TASK TO CARRY OUT: Go through the records and show each line where the word "kódja" occurs.

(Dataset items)
######

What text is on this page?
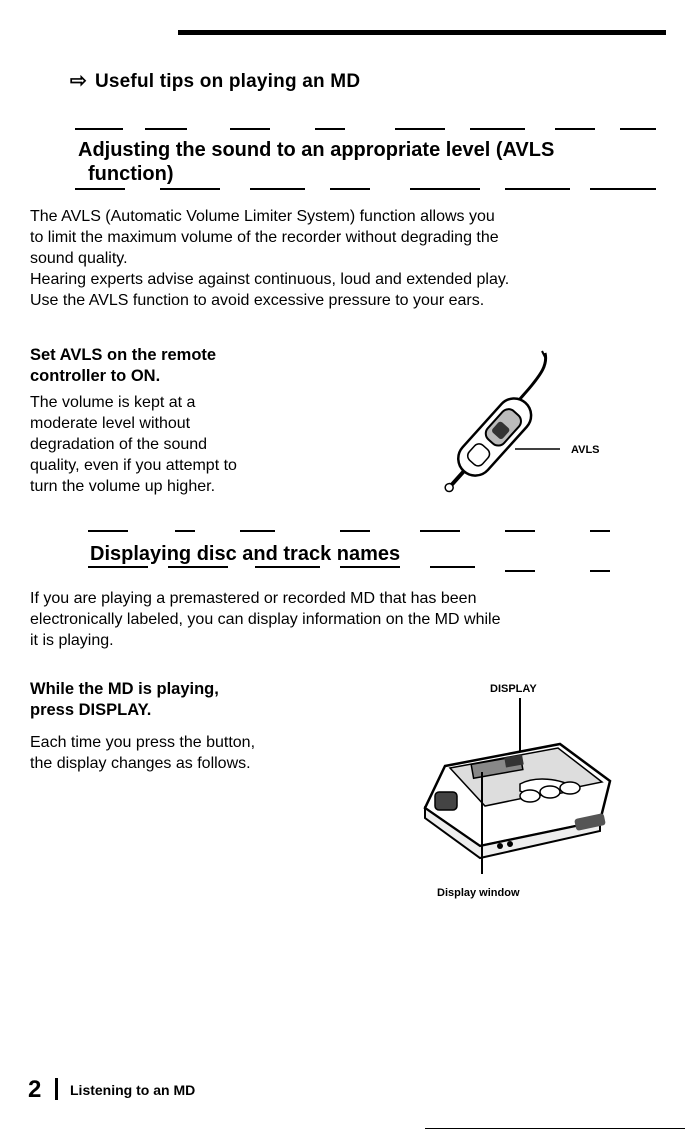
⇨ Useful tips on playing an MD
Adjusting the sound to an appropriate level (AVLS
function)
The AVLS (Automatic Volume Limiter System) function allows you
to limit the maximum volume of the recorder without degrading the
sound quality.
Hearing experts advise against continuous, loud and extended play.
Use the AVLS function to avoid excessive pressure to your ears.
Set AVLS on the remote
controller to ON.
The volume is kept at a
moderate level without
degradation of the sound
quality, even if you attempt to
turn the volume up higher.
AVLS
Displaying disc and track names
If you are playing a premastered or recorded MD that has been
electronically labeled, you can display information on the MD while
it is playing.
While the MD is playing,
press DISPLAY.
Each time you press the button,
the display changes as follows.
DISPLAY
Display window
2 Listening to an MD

######

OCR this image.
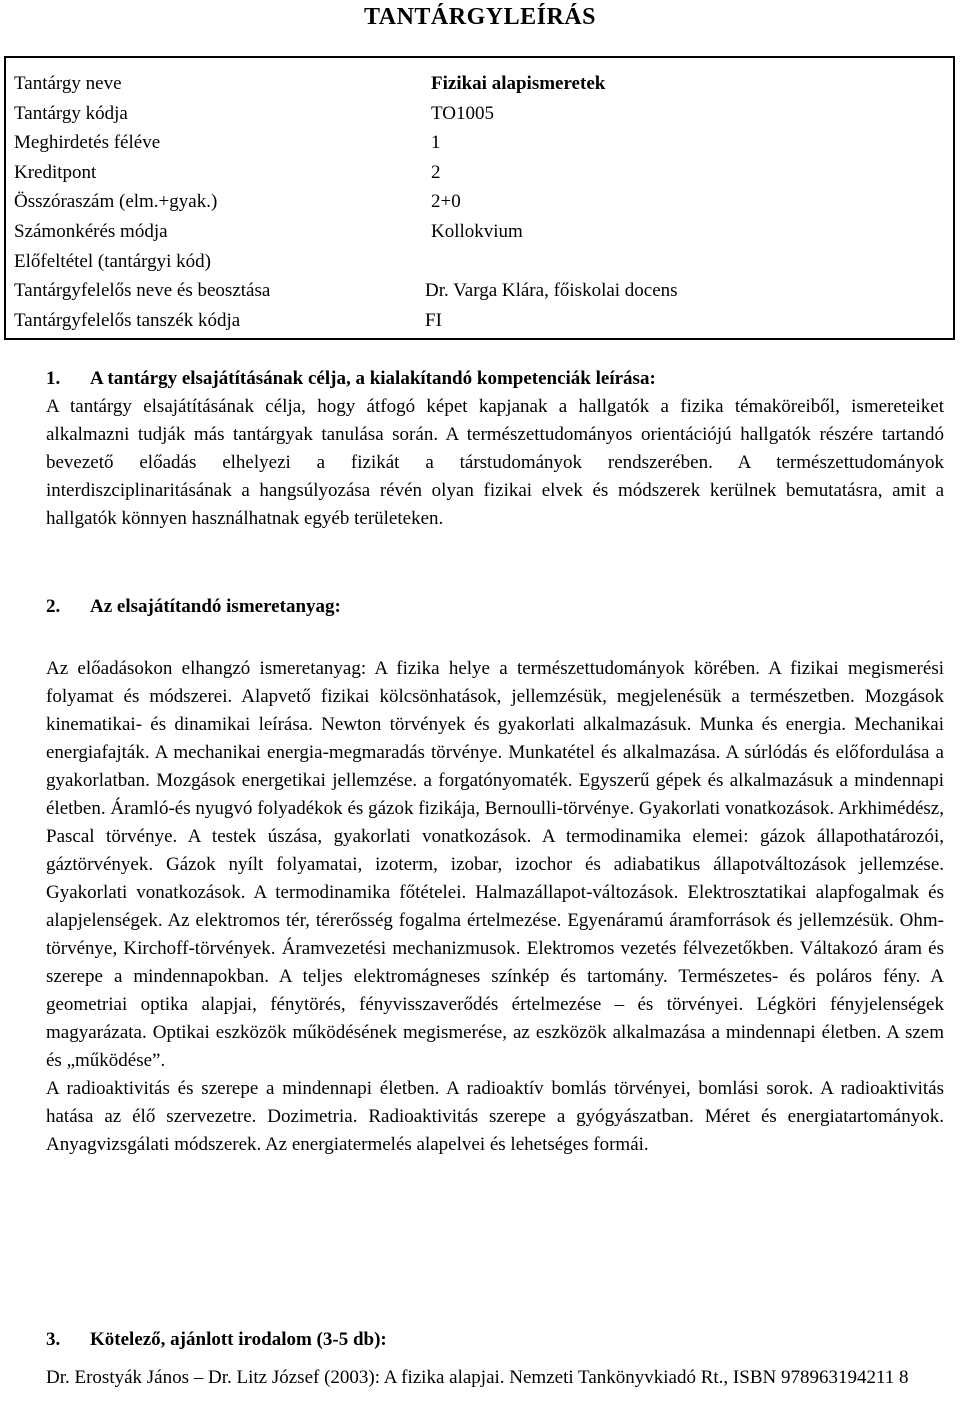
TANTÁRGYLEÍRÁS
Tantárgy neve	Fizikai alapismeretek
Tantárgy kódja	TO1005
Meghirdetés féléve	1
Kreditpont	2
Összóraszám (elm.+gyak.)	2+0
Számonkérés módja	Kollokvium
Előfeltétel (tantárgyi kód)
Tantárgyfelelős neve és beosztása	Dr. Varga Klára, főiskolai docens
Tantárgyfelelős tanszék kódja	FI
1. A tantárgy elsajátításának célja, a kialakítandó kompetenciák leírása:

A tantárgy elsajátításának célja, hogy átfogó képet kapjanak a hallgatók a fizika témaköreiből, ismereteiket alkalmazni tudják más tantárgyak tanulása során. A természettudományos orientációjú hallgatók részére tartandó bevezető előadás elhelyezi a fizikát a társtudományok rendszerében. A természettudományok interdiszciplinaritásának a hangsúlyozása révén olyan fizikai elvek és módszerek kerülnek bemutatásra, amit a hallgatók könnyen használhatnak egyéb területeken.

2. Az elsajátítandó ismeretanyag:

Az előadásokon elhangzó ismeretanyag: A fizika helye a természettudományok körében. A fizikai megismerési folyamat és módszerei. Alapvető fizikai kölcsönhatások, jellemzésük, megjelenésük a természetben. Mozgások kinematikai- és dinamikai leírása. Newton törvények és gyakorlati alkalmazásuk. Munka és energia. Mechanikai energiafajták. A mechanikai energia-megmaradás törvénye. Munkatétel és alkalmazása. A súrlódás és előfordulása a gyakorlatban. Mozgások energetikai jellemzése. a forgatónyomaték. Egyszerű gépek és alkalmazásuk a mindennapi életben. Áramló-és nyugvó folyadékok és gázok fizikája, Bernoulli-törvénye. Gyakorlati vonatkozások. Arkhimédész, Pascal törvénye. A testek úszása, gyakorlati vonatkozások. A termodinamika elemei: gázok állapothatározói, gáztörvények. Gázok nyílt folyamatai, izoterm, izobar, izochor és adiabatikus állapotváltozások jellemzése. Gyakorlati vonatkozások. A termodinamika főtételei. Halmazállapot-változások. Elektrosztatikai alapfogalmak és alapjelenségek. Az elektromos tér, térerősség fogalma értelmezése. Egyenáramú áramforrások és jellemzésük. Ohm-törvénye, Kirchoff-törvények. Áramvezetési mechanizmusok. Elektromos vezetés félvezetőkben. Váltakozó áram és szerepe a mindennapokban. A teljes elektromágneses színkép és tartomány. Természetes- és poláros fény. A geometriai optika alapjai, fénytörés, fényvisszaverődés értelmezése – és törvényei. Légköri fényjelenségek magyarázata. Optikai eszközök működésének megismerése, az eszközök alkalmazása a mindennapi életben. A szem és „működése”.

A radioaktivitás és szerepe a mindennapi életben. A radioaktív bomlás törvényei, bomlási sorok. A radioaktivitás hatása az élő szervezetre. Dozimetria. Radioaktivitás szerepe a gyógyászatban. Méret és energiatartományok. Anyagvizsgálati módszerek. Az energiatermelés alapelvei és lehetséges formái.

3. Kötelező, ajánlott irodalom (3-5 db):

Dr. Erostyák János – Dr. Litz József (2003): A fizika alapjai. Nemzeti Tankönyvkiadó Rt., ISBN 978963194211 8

######

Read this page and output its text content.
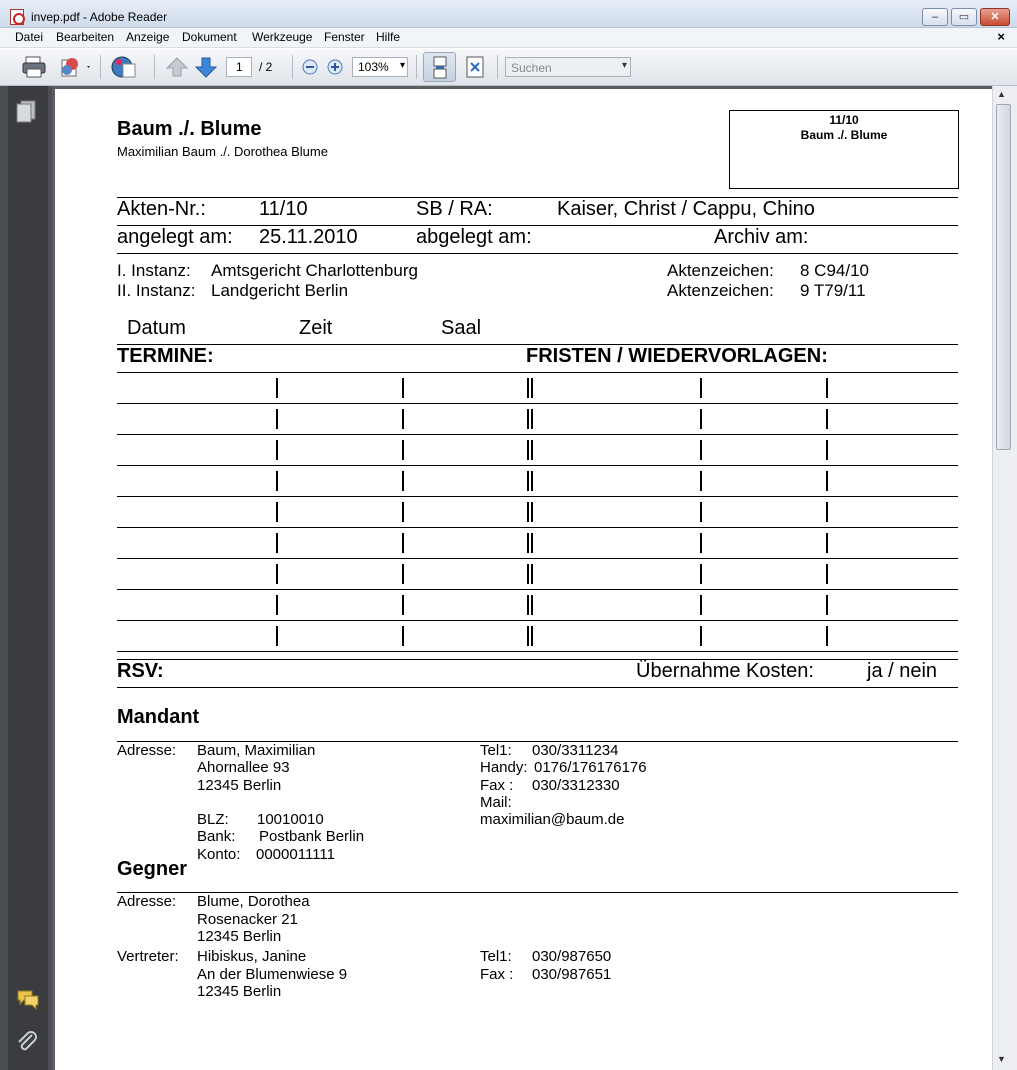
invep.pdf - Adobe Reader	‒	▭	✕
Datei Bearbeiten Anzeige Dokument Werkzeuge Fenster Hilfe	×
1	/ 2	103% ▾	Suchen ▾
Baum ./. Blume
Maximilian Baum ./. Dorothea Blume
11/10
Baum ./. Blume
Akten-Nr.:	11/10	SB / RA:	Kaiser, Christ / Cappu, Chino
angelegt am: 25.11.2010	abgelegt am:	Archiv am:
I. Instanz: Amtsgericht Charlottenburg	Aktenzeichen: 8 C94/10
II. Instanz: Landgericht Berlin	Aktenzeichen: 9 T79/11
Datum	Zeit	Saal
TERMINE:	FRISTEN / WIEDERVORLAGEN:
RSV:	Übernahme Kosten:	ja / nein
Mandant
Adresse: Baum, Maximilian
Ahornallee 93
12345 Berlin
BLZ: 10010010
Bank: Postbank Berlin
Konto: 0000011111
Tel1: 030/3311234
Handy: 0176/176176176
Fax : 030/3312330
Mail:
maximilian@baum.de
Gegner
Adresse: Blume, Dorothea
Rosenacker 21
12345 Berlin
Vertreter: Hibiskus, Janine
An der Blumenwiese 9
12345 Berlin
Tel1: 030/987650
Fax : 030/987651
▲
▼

######

RESULT OF THE TASK:
Tantárgy kódja	TO1005
Tantárgyfelelős tanszék kódja	FI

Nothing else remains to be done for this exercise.